Directions:
a. Can you summarize the Caso v. State court opinion in three sentences?
b. Could you carry on with the Caso v. State court opinion, picking up right after its final sentence?

Document text:
——————————

Caso v. State , 524 So. 2d 422 ( 1988 )


Menu:
  • 524 So. 2d 422 (1988)

    Rigoberto CASO, Petitioner,
    v.
    STATE of Florida, Respondent.

    No. 70145.

    Supreme Court of Florida.

    April 7, 1988.
    Rehearing Denied June 1, 1988.

    Bennett H. Brummer, Public Defender, and Lisa Berlow-Lehner, Sp. Asst. Public Defender, Miami, for petitioner.

    Robert A. Butterworth, Atty. Gen., and Michael J. Neimand and Julie S. Thornton, Asst. Attys. Gen., Miami, for respondent.

    EHRLICH, Justice.

    We have for review Caso v. State, 501 So. 2d 646 (Fla. 3d DCA 1986), in which the district court certified a question as one of great public importance. We have jurisdiction. Art. V, § 3(b)(4), Fla. Const.

    On May 12, 1983, Norma Montecdino and Luis Murgado were murdered at a residence in Hialeah, Florida. On or about July 7, 1983, the Hialeah Police Department received information from at least one confidential informant that Caso, as the "wheelman," had participated in the crime with two other individuals. Based upon this information, two detectives went to Caso's place of employment in October of 1983, displayed identification and asked if Caso would voluntarily go to the police station and talk to them. Caso asked his employer if this would be okay and then agreed to go. Caso asked the detectives how he would return to work and one of the detectives informed Caso that he would take him back.

——————————

Dataset content:
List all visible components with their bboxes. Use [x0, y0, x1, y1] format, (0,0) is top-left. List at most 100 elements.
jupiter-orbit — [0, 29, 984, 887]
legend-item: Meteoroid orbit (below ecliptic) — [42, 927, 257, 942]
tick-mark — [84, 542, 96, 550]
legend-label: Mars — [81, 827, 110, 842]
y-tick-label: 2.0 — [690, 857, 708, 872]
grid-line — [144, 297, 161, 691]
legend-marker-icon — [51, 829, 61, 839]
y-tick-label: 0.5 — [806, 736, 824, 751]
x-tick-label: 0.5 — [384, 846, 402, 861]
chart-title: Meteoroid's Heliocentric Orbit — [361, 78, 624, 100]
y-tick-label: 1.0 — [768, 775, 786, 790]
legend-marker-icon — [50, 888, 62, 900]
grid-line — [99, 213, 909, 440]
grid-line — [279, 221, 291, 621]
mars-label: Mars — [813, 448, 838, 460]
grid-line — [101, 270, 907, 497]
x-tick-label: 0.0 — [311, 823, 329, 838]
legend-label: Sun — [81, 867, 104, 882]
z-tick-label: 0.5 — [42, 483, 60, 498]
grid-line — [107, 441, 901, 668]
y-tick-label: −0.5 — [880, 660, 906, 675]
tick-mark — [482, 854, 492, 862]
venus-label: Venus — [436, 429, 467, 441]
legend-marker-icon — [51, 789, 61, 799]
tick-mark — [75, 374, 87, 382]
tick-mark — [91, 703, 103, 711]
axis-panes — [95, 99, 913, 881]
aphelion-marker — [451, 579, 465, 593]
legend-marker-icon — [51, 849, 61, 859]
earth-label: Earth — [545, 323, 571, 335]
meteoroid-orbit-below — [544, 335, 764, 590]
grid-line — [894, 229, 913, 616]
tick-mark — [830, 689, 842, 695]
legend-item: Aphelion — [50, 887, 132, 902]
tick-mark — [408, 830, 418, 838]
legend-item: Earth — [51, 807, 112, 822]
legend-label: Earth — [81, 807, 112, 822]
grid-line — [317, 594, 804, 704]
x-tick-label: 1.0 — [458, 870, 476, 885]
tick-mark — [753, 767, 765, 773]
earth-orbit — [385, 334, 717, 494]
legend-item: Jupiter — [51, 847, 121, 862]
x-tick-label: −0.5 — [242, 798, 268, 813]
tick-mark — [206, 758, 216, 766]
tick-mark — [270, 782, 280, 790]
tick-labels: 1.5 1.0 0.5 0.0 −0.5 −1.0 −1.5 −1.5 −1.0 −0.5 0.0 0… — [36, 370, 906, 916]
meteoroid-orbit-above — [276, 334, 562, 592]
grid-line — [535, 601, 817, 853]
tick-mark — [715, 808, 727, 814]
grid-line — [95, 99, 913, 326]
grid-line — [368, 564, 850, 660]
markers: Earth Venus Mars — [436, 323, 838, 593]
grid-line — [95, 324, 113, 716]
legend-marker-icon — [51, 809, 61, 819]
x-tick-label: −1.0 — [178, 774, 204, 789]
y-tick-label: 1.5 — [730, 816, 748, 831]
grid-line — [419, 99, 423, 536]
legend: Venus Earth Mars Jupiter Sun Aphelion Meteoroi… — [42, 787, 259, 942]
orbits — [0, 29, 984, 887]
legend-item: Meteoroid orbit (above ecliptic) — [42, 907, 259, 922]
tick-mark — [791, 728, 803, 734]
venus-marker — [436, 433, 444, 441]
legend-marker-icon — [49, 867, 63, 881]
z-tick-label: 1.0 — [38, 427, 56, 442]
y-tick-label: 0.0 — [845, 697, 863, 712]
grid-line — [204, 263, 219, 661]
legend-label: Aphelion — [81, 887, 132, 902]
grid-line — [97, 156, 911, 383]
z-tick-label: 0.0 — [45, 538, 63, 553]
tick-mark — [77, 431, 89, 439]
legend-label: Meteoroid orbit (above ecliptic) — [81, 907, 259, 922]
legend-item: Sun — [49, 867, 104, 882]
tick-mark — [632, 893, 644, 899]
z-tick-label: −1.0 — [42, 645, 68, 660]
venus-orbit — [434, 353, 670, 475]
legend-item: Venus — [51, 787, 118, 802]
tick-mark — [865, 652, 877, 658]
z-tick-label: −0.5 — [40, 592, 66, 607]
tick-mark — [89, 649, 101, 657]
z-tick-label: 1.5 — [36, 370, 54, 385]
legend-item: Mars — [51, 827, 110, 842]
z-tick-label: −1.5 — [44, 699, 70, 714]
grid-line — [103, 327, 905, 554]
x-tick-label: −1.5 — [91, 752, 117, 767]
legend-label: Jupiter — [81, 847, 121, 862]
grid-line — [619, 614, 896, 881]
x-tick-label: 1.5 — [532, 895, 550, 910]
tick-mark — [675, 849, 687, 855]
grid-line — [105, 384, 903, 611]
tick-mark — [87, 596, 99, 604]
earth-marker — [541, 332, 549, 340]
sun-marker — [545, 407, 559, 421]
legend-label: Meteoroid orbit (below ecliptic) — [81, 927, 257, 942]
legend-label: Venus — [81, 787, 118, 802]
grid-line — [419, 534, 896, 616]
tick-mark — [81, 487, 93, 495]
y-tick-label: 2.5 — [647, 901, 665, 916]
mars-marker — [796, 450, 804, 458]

——————————

Answers to the problems:
a. The Supreme Court of Florida took up review of the Third District's 1986 decision in Caso v. State, in which that court certified a question of great public importance. Norma Montecdino and Luis Murgado were murdered at a Hialeah residence on May 12, 1983, and around July 7 of that year the Hialeah Police Department learned from at least one confidential informant that Caso had taken part as the "wheelman" along with two others. In October 1983, two detectives went to Caso's workplace and asked him to come voluntarily to the station, and he agreed after checking with his employer and being told a detective would drive him back to work.

b.
    After arriving at the police station, Caso was taken to an interrogation room where officers confronted him with the information they had gathered that implicated him in the crime. Caso was then presented with an advice of rights form which did not *423 advise him of the right to appointed counsel at the state's expense if he could not afford an attorney. The officers testified that Caso eventually verified the information that the detectives already had and was then returned to his place of employment. The interrogating detectives then proceeded to the State Attorney's office, where they related the information that they had obtained from Caso to the Assistant State Attorney in charge of the investigation. A warrant was then issued for Caso's arrest.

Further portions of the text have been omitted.